▶ _Task directions_
Search the material below for the word "input" and copy every line in which it occurs.

▶ _Stored data_
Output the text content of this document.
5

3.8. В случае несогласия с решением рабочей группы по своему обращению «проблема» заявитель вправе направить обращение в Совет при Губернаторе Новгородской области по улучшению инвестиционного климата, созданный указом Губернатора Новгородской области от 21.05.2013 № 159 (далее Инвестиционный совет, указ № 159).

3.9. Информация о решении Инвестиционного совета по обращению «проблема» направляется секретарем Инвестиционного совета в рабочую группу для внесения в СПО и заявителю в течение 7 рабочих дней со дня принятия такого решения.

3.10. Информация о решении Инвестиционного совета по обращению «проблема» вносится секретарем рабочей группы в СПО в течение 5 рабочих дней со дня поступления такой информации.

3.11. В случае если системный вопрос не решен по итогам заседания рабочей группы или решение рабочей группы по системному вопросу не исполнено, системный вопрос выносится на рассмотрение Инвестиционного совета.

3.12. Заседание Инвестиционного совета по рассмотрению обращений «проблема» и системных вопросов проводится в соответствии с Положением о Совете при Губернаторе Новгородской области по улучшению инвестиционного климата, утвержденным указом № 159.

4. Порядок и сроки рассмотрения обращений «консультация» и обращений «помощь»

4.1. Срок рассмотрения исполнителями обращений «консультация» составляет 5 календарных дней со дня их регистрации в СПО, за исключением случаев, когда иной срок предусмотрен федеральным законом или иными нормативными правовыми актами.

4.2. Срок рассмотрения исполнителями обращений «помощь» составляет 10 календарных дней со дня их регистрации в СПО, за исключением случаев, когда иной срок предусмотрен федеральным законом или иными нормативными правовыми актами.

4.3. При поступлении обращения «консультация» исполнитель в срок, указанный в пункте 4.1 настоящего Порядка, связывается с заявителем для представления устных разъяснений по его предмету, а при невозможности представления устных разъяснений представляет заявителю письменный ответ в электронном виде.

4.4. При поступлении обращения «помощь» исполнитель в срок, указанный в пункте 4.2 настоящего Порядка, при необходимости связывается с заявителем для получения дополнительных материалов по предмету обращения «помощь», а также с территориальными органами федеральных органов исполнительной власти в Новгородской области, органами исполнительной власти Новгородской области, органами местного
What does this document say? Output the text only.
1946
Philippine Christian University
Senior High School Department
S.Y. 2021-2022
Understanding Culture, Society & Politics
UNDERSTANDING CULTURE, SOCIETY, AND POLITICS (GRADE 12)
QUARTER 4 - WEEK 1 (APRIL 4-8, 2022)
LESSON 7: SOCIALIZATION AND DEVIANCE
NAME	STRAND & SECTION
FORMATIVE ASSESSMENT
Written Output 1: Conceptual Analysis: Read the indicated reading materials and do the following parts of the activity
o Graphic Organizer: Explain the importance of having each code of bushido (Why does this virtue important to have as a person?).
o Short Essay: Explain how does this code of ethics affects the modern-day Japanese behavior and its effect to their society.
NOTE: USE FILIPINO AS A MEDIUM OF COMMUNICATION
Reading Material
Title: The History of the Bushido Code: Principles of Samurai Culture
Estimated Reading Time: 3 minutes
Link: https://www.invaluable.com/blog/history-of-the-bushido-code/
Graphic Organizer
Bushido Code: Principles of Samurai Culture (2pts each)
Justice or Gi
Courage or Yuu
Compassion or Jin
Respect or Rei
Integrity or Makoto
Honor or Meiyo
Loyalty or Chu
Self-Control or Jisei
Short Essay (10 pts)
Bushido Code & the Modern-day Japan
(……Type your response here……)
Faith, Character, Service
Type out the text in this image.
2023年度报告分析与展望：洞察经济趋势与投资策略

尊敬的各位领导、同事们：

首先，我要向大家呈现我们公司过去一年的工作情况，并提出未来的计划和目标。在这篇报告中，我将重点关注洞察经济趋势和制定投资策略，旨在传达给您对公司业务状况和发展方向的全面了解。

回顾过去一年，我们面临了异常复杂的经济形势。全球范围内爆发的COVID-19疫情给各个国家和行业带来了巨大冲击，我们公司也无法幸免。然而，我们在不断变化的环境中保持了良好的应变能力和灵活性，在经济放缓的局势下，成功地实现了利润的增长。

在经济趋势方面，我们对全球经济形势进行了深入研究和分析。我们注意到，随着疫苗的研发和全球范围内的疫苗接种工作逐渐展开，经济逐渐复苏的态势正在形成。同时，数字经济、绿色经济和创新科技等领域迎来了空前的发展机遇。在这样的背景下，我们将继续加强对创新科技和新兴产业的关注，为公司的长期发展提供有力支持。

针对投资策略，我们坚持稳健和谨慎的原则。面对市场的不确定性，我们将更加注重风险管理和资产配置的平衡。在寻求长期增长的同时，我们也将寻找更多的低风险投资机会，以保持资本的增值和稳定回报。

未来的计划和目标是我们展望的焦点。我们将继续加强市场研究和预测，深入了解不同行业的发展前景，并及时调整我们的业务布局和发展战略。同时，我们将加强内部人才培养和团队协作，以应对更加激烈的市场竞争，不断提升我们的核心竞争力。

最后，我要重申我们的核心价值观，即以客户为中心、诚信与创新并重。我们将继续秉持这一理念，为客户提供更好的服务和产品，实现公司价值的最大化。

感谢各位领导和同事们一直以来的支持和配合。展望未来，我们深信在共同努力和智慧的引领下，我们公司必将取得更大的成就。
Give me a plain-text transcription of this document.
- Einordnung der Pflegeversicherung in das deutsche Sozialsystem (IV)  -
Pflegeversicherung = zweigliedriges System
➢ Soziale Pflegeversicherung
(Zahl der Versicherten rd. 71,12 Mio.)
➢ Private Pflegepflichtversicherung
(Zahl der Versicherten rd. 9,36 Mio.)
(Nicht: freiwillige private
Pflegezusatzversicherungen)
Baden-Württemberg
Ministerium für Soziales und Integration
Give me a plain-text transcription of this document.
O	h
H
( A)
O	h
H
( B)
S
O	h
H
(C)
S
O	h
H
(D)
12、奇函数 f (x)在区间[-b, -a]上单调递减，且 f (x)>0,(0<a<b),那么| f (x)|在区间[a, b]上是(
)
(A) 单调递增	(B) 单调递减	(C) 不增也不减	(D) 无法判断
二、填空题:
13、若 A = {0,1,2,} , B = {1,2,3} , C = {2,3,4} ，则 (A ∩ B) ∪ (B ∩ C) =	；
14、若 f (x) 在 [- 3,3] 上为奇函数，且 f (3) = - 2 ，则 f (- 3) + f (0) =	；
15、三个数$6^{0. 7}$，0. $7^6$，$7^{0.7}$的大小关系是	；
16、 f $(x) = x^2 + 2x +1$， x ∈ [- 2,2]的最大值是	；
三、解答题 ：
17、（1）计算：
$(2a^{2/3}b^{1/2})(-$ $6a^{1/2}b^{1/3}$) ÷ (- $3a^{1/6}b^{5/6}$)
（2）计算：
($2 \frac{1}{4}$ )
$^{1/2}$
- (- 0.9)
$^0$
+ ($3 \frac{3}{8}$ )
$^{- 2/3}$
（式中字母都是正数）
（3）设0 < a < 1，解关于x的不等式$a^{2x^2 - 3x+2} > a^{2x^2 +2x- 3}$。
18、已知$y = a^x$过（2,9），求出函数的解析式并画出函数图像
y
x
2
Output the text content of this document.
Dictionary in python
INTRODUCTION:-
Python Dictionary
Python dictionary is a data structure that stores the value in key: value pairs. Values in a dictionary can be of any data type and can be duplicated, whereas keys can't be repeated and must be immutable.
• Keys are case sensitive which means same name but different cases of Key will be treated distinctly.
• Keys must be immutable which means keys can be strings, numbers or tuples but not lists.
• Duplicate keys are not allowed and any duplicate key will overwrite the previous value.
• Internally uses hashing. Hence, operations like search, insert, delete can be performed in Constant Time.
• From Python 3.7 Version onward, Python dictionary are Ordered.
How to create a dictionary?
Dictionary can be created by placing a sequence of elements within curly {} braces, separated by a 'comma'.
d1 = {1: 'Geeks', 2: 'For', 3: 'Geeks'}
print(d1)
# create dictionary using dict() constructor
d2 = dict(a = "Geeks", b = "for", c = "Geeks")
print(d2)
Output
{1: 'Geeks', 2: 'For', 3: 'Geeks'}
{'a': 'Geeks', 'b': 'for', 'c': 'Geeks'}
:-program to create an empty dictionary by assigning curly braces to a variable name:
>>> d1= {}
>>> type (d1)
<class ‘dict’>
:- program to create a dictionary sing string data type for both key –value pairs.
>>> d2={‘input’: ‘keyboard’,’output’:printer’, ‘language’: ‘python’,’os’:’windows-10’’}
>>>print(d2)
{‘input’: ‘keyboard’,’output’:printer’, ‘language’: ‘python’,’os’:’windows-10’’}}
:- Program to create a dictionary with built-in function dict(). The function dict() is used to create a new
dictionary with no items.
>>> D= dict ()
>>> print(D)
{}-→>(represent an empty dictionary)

▶ _Result of this task_
>>> d2={‘input’: ‘keyboard’,’output’:printer’, ‘language’: ‘python’,’os’:’windows-10’’}
{‘input’: ‘keyboard’,’output’:printer’, ‘language’: ‘python’,’os’:’windows-10’’}}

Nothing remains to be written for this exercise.